◆ Given exercise a:
Revise the fourth-grade memoir below, beginning at the words "There was a" and stopping after "I was crushed.", with "valentine’s day card" changed to "birthday card".

^^^^^^^^^^^^^^^^

Friday, October 15, 2010

Life as a 4th grader.


In 1995, I went to Stonehurst Hills Elementary School for the 4th grade because my mom taught 4th grade at the Catholic school I attended. Not only is the first (and last until high school) public school I’d ever gone to but, this is also the first time I’d EVER interact with white kids on a daily basis in a school setting. Back in 1995, Upper Darby wasn’t as vastly diverse or over run with black folk like it is now. You were lucky to find 1 black person in your classroom; mine had 3 including me.
  


I wasn’t liked very much at that school. The other 2 black kids in my class “acted black” whereas I “acted white.” This made them think I was some kind of weakling. That end very quickly when I kicked all their asses.


A kid once asked me while in line for lunch if I liked vanilla or chocolate ice cream “Vanilla” I answered. “You’re not supposed to like vanilla because you’re chocolate!” I’m not a fan of chocolate. I didn’t get it until many years later.


There was a break out of head lice and we all had to get our heads checked. I walked into the nurse’s office and she hesitated bit. Now black people CAN get head lice but it’s rare depending on hair type and what we put in our hair. When it was time do the check, she didn’t know what to do. So she just ran the 2 over-sized q-tips over my hair pretending to search since I didn’t have any hair for her to ruffle through.


I made a valentine’s day card for a fat unattractive girl I liked named Donna Huth. I put it in her desk so she’d see it. She saw it and told me she wasn’t allowed to have a boyfriend. I was crushed.


We had a book called the “conflict resolution book.” In this book, we could anonymously write a problem we were having or just a problem with another student. Well one day, my teacher Miss Romanello read “I don’t like it when I get called ‘Frankfort.’ It makes me sad.” I instantly knew this was written by Frank Conway the tallest kid in the class. Frank and I were kind of friends but I liked assigning nicknames to people. I still do. Apparently, Frankfort was hurting his 4th grade feelings. I stopped but called him a baby. We were still friends after. (I ran into Frank many times at Upper Darby High. I even said hi to him once but he had no idea who I was)

^^^^^^^^^^^^^^^^

◆ Given exercise b:
Print the listing below word for word, from its first line through the line that contains "sub-bullet-text: Iman war".

^^^^^^^^^^^^^^^^

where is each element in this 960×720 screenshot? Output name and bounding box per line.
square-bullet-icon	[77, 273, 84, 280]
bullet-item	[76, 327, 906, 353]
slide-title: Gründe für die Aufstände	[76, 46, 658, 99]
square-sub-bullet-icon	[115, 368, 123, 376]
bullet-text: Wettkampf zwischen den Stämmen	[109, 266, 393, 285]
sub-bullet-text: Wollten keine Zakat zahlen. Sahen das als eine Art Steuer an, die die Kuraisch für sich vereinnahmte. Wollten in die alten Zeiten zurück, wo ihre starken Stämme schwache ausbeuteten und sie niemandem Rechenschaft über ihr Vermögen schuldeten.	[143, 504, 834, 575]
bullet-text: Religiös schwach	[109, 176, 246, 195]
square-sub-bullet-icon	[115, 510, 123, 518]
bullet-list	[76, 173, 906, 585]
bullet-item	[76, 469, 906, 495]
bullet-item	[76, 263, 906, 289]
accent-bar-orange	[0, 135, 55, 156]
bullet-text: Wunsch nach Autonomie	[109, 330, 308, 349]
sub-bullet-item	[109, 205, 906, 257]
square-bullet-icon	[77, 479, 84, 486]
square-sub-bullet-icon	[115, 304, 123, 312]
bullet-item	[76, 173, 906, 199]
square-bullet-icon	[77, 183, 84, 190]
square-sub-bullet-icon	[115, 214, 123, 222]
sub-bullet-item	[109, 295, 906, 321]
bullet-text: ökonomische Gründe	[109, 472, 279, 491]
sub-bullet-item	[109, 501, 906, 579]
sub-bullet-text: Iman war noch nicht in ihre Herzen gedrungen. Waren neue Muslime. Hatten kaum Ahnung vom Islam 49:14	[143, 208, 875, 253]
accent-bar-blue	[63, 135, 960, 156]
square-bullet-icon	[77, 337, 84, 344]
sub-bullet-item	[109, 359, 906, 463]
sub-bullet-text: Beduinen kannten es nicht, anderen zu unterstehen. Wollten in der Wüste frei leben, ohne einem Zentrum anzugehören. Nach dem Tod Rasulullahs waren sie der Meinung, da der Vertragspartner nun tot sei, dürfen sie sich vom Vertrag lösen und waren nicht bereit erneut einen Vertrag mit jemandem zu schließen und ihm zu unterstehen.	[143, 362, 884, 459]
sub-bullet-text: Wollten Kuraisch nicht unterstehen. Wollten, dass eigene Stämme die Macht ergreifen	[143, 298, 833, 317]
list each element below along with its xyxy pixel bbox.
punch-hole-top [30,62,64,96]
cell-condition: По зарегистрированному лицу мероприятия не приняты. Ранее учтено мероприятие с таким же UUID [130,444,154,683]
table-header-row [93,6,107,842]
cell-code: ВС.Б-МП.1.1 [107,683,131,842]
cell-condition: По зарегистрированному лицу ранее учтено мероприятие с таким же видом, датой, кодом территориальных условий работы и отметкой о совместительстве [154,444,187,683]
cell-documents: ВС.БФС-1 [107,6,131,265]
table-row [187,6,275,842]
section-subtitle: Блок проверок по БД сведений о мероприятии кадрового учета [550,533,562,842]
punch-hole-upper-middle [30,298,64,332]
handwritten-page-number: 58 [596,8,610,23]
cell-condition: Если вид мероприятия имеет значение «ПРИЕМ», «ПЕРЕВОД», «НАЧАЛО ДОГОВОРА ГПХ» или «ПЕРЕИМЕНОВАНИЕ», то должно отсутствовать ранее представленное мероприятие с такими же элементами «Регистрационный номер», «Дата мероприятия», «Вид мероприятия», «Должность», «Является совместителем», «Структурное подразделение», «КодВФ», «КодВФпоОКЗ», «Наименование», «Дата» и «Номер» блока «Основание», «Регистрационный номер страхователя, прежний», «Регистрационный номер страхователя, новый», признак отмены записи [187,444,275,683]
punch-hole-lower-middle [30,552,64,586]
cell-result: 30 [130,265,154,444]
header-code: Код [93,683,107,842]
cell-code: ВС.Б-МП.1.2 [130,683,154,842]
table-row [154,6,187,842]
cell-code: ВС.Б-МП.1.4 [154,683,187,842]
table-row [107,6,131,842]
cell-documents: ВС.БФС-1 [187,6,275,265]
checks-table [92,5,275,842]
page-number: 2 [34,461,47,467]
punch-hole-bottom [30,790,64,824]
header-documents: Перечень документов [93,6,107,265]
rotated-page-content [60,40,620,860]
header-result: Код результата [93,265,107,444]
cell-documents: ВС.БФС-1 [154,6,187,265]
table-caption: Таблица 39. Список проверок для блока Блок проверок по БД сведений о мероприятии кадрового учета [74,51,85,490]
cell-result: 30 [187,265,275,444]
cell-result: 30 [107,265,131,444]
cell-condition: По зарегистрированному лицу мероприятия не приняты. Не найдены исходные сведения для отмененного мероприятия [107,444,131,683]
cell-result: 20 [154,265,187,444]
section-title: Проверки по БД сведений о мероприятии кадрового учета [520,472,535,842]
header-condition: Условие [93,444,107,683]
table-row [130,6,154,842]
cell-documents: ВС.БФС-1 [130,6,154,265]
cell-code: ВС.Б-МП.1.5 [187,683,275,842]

^^^^^^^^^^^^^^^^

◆ Response a:
There was a break out of head lice and we all had to get our heads checked. I walked into the nurse’s office and she hesitated bit. Now black people CAN get head lice but it’s rare depending on hair type and what we put in our hair. When it was time do the check, she didn’t know what to do. So she just ran the 2 over-sized q-tips over my hair pretending to search since I didn’t have any hair for her to ruffle through.


I made a birthday card for a fat unattractive girl I liked named Donna Huth. I put it in her desk so she’d see it. She saw it and told me she wasn’t allowed to have a boyfriend. I was crushed.

◆ Response b:
where is each element in this 960×720 screenshot? Output name and bounding box per line.
square-bullet-icon	[77, 273, 84, 280]
bullet-item	[76, 327, 906, 353]
slide-title: Gründe für die Aufstände	[76, 46, 658, 99]
square-sub-bullet-icon	[115, 368, 123, 376]
bullet-text: Wettkampf zwischen den Stämmen	[109, 266, 393, 285]
sub-bullet-text: Wollten keine Zakat zahlen. Sahen das als eine Art Steuer an, die die Kuraisch für sich vereinnahmte. Wollten in die alten Zeiten zurück, wo ihre starken Stämme schwache ausbeuteten und sie niemandem Rechenschaft über ihr Vermögen schuldeten.	[143, 504, 834, 575]
bullet-text: Religiös schwach	[109, 176, 246, 195]
square-sub-bullet-icon	[115, 510, 123, 518]
bullet-list	[76, 173, 906, 585]
bullet-item	[76, 469, 906, 495]
bullet-item	[76, 263, 906, 289]
accent-bar-orange	[0, 135, 55, 156]
bullet-text: Wunsch nach Autonomie	[109, 330, 308, 349]
sub-bullet-item	[109, 205, 906, 257]
square-bullet-icon	[77, 479, 84, 486]
square-sub-bullet-icon	[115, 304, 123, 312]
bullet-item	[76, 173, 906, 199]
square-bullet-icon	[77, 183, 84, 190]
square-sub-bullet-icon	[115, 214, 123, 222]
sub-bullet-item	[109, 295, 906, 321]
bullet-text: ökonomische Gründe	[109, 472, 279, 491]
sub-bullet-item	[109, 501, 906, 579]
sub-bullet-text: Iman war noch nicht in ihre Herzen gedrungen. Waren neue Muslime. Hatten kaum Ahnung vom Islam 49:14	[143, 208, 875, 253]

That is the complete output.